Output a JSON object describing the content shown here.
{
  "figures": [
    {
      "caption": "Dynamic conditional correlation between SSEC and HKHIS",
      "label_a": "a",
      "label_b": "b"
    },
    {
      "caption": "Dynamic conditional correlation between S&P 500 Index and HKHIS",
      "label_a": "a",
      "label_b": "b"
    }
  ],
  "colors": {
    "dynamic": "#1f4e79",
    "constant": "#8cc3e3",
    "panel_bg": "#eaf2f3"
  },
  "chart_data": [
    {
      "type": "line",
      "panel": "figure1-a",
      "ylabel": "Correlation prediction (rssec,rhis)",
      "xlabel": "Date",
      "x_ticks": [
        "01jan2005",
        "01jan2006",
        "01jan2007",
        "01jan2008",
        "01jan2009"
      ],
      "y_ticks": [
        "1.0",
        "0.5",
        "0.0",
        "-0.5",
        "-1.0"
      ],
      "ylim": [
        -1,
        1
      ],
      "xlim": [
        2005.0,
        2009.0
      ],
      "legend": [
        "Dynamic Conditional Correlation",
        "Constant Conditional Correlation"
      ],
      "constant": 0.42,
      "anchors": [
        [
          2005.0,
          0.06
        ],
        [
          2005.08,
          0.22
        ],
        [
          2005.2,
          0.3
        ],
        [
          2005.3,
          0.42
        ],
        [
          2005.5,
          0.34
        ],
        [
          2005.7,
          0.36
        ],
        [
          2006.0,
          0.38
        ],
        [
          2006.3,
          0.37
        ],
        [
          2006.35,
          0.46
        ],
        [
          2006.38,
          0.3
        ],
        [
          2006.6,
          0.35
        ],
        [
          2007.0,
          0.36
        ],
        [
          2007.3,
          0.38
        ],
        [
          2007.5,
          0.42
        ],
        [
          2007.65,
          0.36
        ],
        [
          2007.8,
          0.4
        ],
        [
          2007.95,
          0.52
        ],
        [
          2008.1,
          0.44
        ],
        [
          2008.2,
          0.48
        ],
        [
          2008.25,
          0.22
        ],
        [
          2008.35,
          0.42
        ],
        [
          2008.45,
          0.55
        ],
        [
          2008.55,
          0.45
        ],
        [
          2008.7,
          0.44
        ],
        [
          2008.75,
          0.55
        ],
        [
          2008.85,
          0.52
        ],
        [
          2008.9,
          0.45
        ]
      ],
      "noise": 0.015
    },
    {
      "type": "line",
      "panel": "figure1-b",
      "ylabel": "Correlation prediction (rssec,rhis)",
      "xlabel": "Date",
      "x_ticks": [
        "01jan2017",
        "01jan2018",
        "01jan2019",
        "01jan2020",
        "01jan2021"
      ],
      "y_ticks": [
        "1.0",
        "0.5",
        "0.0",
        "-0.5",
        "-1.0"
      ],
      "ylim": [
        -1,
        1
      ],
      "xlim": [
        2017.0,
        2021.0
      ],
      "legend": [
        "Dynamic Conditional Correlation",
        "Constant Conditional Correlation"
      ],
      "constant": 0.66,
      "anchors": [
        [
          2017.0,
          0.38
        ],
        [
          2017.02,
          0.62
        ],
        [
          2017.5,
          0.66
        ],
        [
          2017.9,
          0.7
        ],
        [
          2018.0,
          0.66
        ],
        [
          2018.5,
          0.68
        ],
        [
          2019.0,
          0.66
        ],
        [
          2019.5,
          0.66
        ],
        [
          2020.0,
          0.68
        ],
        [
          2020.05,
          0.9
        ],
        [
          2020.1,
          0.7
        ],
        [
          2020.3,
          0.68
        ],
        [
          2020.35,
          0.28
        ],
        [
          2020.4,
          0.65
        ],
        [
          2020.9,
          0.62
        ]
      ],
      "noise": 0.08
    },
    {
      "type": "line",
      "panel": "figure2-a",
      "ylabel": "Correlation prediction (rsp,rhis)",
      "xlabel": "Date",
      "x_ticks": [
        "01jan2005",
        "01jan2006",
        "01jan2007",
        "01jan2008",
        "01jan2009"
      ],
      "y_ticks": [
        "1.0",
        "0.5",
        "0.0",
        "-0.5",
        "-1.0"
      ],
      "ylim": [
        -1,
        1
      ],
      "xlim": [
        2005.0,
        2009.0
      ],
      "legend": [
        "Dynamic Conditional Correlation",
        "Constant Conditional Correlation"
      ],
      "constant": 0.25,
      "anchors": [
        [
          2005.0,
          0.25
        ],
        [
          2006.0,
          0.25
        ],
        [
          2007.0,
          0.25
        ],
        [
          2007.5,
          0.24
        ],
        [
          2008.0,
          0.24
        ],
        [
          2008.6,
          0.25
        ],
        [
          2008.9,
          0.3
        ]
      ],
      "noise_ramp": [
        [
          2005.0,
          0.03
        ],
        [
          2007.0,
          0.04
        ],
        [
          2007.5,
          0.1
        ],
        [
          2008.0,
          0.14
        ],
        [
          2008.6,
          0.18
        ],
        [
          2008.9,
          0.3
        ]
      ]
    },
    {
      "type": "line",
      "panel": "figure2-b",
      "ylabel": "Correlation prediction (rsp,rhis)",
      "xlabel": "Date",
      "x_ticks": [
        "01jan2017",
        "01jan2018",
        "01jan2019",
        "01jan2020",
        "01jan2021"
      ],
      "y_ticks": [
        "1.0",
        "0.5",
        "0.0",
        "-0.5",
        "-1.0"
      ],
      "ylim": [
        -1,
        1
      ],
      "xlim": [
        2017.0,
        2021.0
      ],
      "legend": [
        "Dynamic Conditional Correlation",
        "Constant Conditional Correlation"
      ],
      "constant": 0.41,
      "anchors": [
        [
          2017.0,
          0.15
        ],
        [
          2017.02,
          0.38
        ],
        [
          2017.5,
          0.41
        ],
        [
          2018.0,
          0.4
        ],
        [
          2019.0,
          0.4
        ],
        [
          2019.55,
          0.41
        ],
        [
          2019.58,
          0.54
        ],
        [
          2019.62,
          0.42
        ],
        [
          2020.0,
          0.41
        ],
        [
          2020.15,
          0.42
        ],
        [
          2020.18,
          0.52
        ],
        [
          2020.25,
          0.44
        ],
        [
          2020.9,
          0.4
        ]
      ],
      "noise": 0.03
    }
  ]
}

* GIVEN EXERCISE: Write the complete data out, exactly as above.

* EXERCISE SOLUTION:
Output a JSON object describing the content shown here.
{
  "figures": [
    {
      "caption": "Dynamic conditional correlation between SSEC and HKHIS",
      "label_a": "a",
      "label_b": "b"
    },
    {
      "caption": "Dynamic conditional correlation between S&P 500 Index and HKHIS",
      "label_a": "a",
      "label_b": "b"
    }
  ],
  "colors": {
    "dynamic": "#1f4e79",
    "constant": "#8cc3e3",
    "panel_bg": "#eaf2f3"
  },
  "chart_data": [
    {
      "type": "line",
      "panel": "figure1-a",
      "ylabel": "Correlation prediction (rssec,rhis)",
      "xlabel": "Date",
      "x_ticks": [
        "01jan2005",
        "01jan2006",
        "01jan2007",
        "01jan2008",
        "01jan2009"
      ],
      "y_ticks": [
        "1.0",
        "0.5",
        "0.0",
        "-0.5",
        "-1.0"
      ],
      "ylim": [
        -1,
        1
      ],
      "xlim": [
        2005.0,
        2009.0
      ],
      "legend": [
        "Dynamic Conditional Correlation",
        "Constant Conditional Correlation"
      ],
      "constant": 0.42,
      "anchors": [
        [
          2005.0,
          0.06
        ],
        [
          2005.08,
          0.22
        ],
        [
          2005.2,
          0.3
        ],
        [
          2005.3,
          0.42
        ],
        [
          2005.5,
          0.34
        ],
        [
          2005.7,
          0.36
        ],
        [
          2006.0,
          0.38
        ],
        [
          2006.3,
          0.37
        ],
        [
          2006.35,
          0.46
        ],
        [
          2006.38,
          0.3
        ],
        [
          2006.6,
          0.35
        ],
        [
          2007.0,
          0.36
        ],
        [
          2007.3,
          0.38
        ],
        [
          2007.5,
          0.42
        ],
        [
          2007.65,
          0.36
        ],
        [
          2007.8,
          0.4
        ],
        [
          2007.95,
          0.52
        ],
        [
          2008.1,
          0.44
        ],
        [
          2008.2,
          0.48
        ],
        [
          2008.25,
          0.22
        ],
        [
          2008.35,
          0.42
        ],
        [
          2008.45,
          0.55
        ],
        [
          2008.55,
          0.45
        ],
        [
          2008.7,
          0.44
        ],
        [
          2008.75,
          0.55
        ],
        [
          2008.85,
          0.52
        ],
        [
          2008.9,
          0.45
        ]
      ],
      "noise": 0.015
    },
    {
      "type": "line",
      "panel": "figure1-b",
      "ylabel": "Correlation prediction (rssec,rhis)",
      "xlabel": "Date",
      "x_ticks": [
        "01jan2017",
        "01jan2018",
        "01jan2019",
        "01jan2020",
        "01jan2021"
      ],
      "y_ticks": [
        "1.0",
        "0.5",
        "0.0",
        "-0.5",
        "-1.0"
      ],
      "ylim": [
        -1,
        1
      ],
      "xlim": [
        2017.0,
        2021.0
      ],
      "legend": [
        "Dynamic Conditional Correlation",
        "Constant Conditional Correlation"
      ],
      "constant": 0.66,
      "anchors": [
        [
          2017.0,
          0.38
        ],
        [
          2017.02,
          0.62
        ],
        [
          2017.5,
          0.66
        ],
        [
          2017.9,
          0.7
        ],
        [
          2018.0,
          0.66
        ],
        [
          2018.5,
          0.68
        ],
        [
          2019.0,
          0.66
        ],
        [
          2019.5,
          0.66
        ],
        [
          2020.0,
          0.68
        ],
        [
          2020.05,
          0.9
        ],
        [
          2020.1,
          0.7
        ],
        [
          2020.3,
          0.68
        ],
        [
          2020.35,
          0.28
        ],
        [
          2020.4,
          0.65
        ],
        [
          2020.9,
          0.62
        ]
      ],
      "noise": 0.08
    },
    {
      "type": "line",
      "panel": "figure2-a",
      "ylabel": "Correlation prediction (rsp,rhis)",
      "xlabel": "Date",
      "x_ticks": [
        "01jan2005",
        "01jan2006",
        "01jan2007",
        "01jan2008",
        "01jan2009"
      ],
      "y_ticks": [
        "1.0",
        "0.5",
        "0.0",
        "-0.5",
        "-1.0"
      ],
      "ylim": [
        -1,
        1
      ],
      "xlim": [
        2005.0,
        2009.0
      ],
      "legend": [
        "Dynamic Conditional Correlation",
        "Constant Conditional Correlation"
      ],
      "constant": 0.25,
      "anchors": [
        [
          2005.0,
          0.25
        ],
        [
          2006.0,
          0.25
        ],
        [
          2007.0,
          0.25
        ],
        [
          2007.5,
          0.24
        ],
        [
          2008.0,
          0.24
        ],
        [
          2008.6,
          0.25
        ],
        [
          2008.9,
          0.3
        ]
      ],
      "noise_ramp": [
        [
          2005.0,
          0.03
        ],
        [
          2007.0,
          0.04
        ],
        [
          2007.5,
          0.1
        ],
        [
          2008.0,
          0.14
        ],
        [
          2008.6,
          0.18
        ],
        [
          2008.9,
          0.3
        ]
      ]
    },
    {
      "type": "line",
      "panel": "figure2-b",
      "ylabel": "Correlation prediction (rsp,rhis)",
      "xlabel": "Date",
      "x_ticks": [
        "01jan2017",
        "01jan2018",
        "01jan2019",
        "01jan2020",
        "01jan2021"
      ],
      "y_ticks": [
        "1.0",
        "0.5",
        "0.0",
        "-0.5",
        "-1.0"
      ],
      "ylim": [
        -1,
        1
      ],
      "xlim": [
        2017.0,
        2021.0
      ],
      "legend": [
        "Dynamic Conditional Correlation",
        "Constant Conditional Correlation"
      ],
      "constant": 0.41,
      "anchors": [
        [
          2017.0,
          0.15
        ],
        [
          2017.02,
          0.38
        ],
        [
          2017.5,
          0.41
        ],
        [
          2018.0,
          0.4
        ],
        [
          2019.0,
          0.4
        ],
        [
          2019.55,
          0.41
        ],
        [
          2019.58,
          0.54
        ],
        [
          2019.62,
          0.42
        ],
        [
          2020.0,
          0.41
        ],
        [
          2020.15,
          0.42
        ],
        [
          2020.18,
          0.52
        ],
        [
          2020.25,
          0.44
        ],
        [
          2020.9,
          0.4
        ]
      ],
      "noise": 0.03
    }
  ]
}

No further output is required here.